• **Given request**: Each of the entries should be retyped precisely as it appears.
_ _ _
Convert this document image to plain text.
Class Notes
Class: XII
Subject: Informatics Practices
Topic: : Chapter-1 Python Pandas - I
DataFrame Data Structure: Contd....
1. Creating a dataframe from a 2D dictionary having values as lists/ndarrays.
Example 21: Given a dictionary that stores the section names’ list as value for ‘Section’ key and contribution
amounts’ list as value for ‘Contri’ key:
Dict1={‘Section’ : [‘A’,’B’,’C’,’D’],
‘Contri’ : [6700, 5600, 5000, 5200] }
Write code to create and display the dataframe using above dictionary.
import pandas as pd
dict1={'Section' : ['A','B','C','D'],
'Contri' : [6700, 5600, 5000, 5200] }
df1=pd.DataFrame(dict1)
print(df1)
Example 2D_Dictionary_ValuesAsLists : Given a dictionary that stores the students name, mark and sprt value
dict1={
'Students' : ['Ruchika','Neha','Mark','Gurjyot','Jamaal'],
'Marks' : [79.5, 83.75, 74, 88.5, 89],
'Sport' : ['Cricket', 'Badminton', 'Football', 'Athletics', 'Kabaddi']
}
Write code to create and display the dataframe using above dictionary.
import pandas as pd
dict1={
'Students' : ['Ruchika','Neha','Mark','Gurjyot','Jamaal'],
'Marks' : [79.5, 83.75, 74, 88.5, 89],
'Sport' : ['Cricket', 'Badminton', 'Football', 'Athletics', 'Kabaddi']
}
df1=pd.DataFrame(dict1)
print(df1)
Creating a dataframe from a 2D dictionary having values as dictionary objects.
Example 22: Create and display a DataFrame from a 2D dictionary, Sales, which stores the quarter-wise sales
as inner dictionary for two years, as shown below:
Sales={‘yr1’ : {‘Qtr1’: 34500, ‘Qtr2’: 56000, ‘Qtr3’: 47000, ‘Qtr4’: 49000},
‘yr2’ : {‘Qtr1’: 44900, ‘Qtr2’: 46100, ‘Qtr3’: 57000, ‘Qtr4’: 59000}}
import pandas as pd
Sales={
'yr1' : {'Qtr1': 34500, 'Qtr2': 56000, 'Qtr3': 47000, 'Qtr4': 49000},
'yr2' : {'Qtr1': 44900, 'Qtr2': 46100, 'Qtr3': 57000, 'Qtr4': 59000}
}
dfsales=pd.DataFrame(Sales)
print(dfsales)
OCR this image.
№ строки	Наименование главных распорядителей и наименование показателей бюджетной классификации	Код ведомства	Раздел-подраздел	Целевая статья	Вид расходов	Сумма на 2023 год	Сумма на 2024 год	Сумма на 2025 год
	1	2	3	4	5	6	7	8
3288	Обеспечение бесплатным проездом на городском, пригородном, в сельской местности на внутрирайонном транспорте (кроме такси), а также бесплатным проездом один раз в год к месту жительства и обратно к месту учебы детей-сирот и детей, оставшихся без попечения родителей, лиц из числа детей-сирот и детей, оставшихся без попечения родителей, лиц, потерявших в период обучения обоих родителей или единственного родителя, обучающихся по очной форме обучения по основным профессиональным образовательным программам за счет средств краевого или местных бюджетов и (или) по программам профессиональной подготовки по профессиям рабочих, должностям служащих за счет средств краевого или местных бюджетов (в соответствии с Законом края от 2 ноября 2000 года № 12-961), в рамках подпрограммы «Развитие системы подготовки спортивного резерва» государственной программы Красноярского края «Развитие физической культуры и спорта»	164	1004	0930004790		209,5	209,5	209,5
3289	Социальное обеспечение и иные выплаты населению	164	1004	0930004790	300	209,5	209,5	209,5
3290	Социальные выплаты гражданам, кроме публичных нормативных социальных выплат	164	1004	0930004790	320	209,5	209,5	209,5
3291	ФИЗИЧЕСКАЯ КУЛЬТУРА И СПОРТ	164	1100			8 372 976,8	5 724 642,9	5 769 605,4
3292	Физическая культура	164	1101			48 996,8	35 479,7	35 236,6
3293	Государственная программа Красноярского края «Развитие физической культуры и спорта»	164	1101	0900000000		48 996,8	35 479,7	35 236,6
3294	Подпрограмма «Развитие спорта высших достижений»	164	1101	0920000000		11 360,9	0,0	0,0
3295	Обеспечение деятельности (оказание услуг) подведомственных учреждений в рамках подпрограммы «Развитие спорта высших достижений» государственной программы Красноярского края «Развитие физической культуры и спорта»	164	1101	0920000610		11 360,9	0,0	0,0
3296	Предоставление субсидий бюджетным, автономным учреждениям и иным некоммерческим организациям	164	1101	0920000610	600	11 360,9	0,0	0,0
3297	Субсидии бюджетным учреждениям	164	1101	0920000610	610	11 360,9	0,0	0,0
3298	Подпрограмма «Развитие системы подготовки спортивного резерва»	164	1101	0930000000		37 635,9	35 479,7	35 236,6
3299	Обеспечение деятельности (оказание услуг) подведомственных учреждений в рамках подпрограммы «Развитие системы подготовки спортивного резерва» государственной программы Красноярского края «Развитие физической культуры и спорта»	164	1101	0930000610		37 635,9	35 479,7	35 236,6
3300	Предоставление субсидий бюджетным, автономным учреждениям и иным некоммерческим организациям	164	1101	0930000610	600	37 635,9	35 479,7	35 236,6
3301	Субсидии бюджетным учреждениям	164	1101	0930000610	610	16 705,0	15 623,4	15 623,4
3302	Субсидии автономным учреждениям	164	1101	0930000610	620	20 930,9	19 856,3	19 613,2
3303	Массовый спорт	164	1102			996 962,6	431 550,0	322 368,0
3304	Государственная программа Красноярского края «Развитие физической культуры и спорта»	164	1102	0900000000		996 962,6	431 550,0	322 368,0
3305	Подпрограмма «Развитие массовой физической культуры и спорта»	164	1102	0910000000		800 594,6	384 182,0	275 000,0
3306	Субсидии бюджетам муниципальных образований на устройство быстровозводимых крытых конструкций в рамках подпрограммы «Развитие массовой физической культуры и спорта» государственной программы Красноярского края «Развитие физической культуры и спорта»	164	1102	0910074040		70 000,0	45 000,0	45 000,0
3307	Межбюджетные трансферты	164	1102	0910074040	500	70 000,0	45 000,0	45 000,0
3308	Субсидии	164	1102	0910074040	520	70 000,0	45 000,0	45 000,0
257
_ _ _
• **Result below**:
Convert this document image to plain text.
Class Notes
Class: XII
Subject: Informatics Practices
Topic: : Chapter-1 Python Pandas - I
DataFrame Data Structure: Contd....
1. Creating a dataframe from a 2D dictionary having values as lists/ndarrays.
Example 21: Given a dictionary that stores the section names’ list as value for ‘Section’ key and contribution
amounts’ list as value for ‘Contri’ key:
Dict1={‘Section’ : [‘A’,’B’,’C’,’D’],
‘Contri’ : [6700, 5600, 5000, 5200] }
Write code to create and display the dataframe using above dictionary.
import pandas as pd
dict1={'Section' : ['A','B','C','D'],
'Contri' : [6700, 5600, 5000, 5200] }
df1=pd.DataFrame(dict1)
print(df1)
Example 2D_Dictionary_ValuesAsLists : Given a dictionary that stores the students name, mark and sprt value
dict1={
'Students' : ['Ruchika','Neha','Mark','Gurjyot','Jamaal'],
'Marks' : [79.5, 83.75, 74, 88.5, 89],
'Sport' : ['Cricket', 'Badminton', 'Football', 'Athletics', 'Kabaddi']
}
Write code to create and display the dataframe using above dictionary.
import pandas as pd
dict1={
'Students' : ['Ruchika','Neha','Mark','Gurjyot','Jamaal'],
'Marks' : [79.5, 83.75, 74, 88.5, 89],
'Sport' : ['Cricket', 'Badminton', 'Football', 'Athletics', 'Kabaddi']
}
df1=pd.DataFrame(dict1)
print(df1)
Creating a dataframe from a 2D dictionary having values as dictionary objects.
Example 22: Create and display a DataFrame from a 2D dictionary, Sales, which stores the quarter-wise sales
as inner dictionary for two years, as shown below:
Sales={‘yr1’ : {‘Qtr1’: 34500, ‘Qtr2’: 56000, ‘Qtr3’: 47000, ‘Qtr4’: 49000},
‘yr2’ : {‘Qtr1’: 44900, ‘Qtr2’: 46100, ‘Qtr3’: 57000, ‘Qtr4’: 59000}}
import pandas as pd
Sales={
'yr1' : {'Qtr1': 34500, 'Qtr2': 56000, 'Qtr3': 47000, 'Qtr4': 49000},
'yr2' : {'Qtr1': 44900, 'Qtr2': 46100, 'Qtr3': 57000, 'Qtr4': 59000}
}
dfsales=pd.DataFrame(Sales)
print(dfsales)
OCR this image.
№ строки	Наименование главных распорядителей и наименование показателей бюджетной классификации	Код ведомства	Раздел-подраздел	Целевая статья	Вид расходов	Сумма на 2023 год	Сумма на 2024 год	Сумма на 2025 год
	1	2	3	4	5	6	7	8
3288	Обеспечение бесплатным проездом на городском, пригородном, в сельской местности на внутрирайонном транспорте (кроме такси), а также бесплатным проездом один раз в год к месту жительства и обратно к месту учебы детей-сирот и детей, оставшихся без попечения родителей, лиц из числа детей-сирот и детей, оставшихся без попечения родителей, лиц, потерявших в период обучения обоих родителей или единственного родителя, обучающихся по очной форме обучения по основным профессиональным образовательным программам за счет средств краевого или местных бюджетов и (или) по программам профессиональной подготовки по профессиям рабочих, должностям служащих за счет средств краевого или местных бюджетов (в соответствии с Законом края от 2 ноября 2000 года № 12-961), в рамках подпрограммы «Развитие системы подготовки спортивного резерва» государственной программы Красноярского края «Развитие физической культуры и спорта»	164	1004	0930004790		209,5	209,5	209,5
3289	Социальное обеспечение и иные выплаты населению	164	1004	0930004790	300	209,5	209,5	209,5
3290	Социальные выплаты гражданам, кроме публичных нормативных социальных выплат	164	1004	0930004790	320	209,5	209,5	209,5
3291	ФИЗИЧЕСКАЯ КУЛЬТУРА И СПОРТ	164	1100			8 372 976,8	5 724 642,9	5 769 605,4
3292	Физическая культура	164	1101			48 996,8	35 479,7	35 236,6
3293	Государственная программа Красноярского края «Развитие физической культуры и спорта»	164	1101	0900000000		48 996,8	35 479,7	35 236,6
3294	Подпрограмма «Развитие спорта высших достижений»	164	1101	0920000000		11 360,9	0,0	0,0
3295	Обеспечение деятельности (оказание услуг) подведомственных учреждений в рамках подпрограммы «Развитие спорта высших достижений» государственной программы Красноярского края «Развитие физической культуры и спорта»	164	1101	0920000610		11 360,9	0,0	0,0
3296	Предоставление субсидий бюджетным, автономным учреждениям и иным некоммерческим организациям	164	1101	0920000610	600	11 360,9	0,0	0,0
3297	Субсидии бюджетным учреждениям	164	1101	0920000610	610	11 360,9	0,0	0,0
3298	Подпрограмма «Развитие системы подготовки спортивного резерва»	164	1101	0930000000		37 635,9	35 479,7	35 236,6
3299	Обеспечение деятельности (оказание услуг) подведомственных учреждений в рамках подпрограммы «Развитие системы подготовки спортивного резерва» государственной программы Красноярского края «Развитие физической культуры и спорта»	164	1101	0930000610		37 635,9	35 479,7	35 236,6
3300	Предоставление субсидий бюджетным, автономным учреждениям и иным некоммерческим организациям	164	1101	0930000610	600	37 635,9	35 479,7	35 236,6
3301	Субсидии бюджетным учреждениям	164	1101	0930000610	610	16 705,0	15 623,4	15 623,4
3302	Субсидии автономным учреждениям	164	1101	0930000610	620	20 930,9	19 856,3	19 613,2
3303	Массовый спорт	164	1102			996 962,6	431 550,0	322 368,0
3304	Государственная программа Красноярского края «Развитие физической культуры и спорта»	164	1102	0900000000		996 962,6	431 550,0	322 368,0
3305	Подпрограмма «Развитие массовой физической культуры и спорта»	164	1102	0910000000		800 594,6	384 182,0	275 000,0
3306	Субсидии бюджетам муниципальных образований на устройство быстровозводимых крытых конструкций в рамках подпрограммы «Развитие массовой физической культуры и спорта» государственной программы Красноярского края «Развитие физической культуры и спорта»	164	1102	0910074040		70 000,0	45 000,0	45 000,0
3307	Межбюджетные трансферты	164	1102	0910074040	500	70 000,0	45 000,0	45 000,0
3308	Субсидии	164	1102	0910074040	520	70 000,0	45 000,0	45 000,0
257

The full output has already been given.